◆ EXERCISE INSTRUCTIONS
Return the records in full, exactly as given.

Dataset rows:
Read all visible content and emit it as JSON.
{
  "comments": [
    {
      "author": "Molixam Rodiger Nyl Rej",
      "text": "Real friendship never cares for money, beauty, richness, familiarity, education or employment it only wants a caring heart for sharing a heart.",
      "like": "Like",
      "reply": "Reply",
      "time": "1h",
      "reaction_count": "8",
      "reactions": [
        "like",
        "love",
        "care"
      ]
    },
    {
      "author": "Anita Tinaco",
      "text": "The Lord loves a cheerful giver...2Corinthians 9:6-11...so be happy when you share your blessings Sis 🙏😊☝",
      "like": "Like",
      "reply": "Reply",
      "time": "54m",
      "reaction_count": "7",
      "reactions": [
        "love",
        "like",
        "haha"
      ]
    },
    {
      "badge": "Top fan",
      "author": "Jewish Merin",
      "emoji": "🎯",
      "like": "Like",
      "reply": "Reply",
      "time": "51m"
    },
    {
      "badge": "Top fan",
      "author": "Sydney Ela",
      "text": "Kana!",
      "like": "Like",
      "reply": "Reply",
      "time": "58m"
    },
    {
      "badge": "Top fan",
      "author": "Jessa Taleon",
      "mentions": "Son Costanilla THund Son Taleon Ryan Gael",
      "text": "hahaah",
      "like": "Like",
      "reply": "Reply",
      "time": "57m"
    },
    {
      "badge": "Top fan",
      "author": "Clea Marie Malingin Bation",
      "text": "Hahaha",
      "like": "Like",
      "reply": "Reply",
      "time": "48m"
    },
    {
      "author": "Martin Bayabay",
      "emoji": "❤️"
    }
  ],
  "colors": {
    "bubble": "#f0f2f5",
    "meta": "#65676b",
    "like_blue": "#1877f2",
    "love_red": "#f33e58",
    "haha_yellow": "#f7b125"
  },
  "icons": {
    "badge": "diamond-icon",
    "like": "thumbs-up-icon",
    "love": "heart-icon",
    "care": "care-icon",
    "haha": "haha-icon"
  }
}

◆ THE ANSWER
Read all visible content and emit it as JSON.
{
  "comments": [
    {
      "author": "Molixam Rodiger Nyl Rej",
      "text": "Real friendship never cares for money, beauty, richness, familiarity, education or employment it only wants a caring heart for sharing a heart.",
      "like": "Like",
      "reply": "Reply",
      "time": "1h",
      "reaction_count": "8",
      "reactions": [
        "like",
        "love",
        "care"
      ]
    },
    {
      "author": "Anita Tinaco",
      "text": "The Lord loves a cheerful giver...2Corinthians 9:6-11...so be happy when you share your blessings Sis 🙏😊☝",
      "like": "Like",
      "reply": "Reply",
      "time": "54m",
      "reaction_count": "7",
      "reactions": [
        "love",
        "like",
        "haha"
      ]
    },
    {
      "badge": "Top fan",
      "author": "Jewish Merin",
      "emoji": "🎯",
      "like": "Like",
      "reply": "Reply",
      "time": "51m"
    },
    {
      "badge": "Top fan",
      "author": "Sydney Ela",
      "text": "Kana!",
      "like": "Like",
      "reply": "Reply",
      "time": "58m"
    },
    {
      "badge": "Top fan",
      "author": "Jessa Taleon",
      "mentions": "Son Costanilla THund Son Taleon Ryan Gael",
      "text": "hahaah",
      "like": "Like",
      "reply": "Reply",
      "time": "57m"
    },
    {
      "badge": "Top fan",
      "author": "Clea Marie Malingin Bation",
      "text": "Hahaha",
      "like": "Like",
      "reply": "Reply",
      "time": "48m"
    },
    {
      "author": "Martin Bayabay",
      "emoji": "❤️"
    }
  ],
  "colors": {
    "bubble": "#f0f2f5",
    "meta": "#65676b",
    "like_blue": "#1877f2",
    "love_red": "#f33e58",
    "haha_yellow": "#f7b125"
  },
  "icons": {
    "badge": "diamond-icon",
    "like": "thumbs-up-icon",
    "love": "heart-icon",
    "care": "care-icon",
    "haha": "haha-icon"
  }
}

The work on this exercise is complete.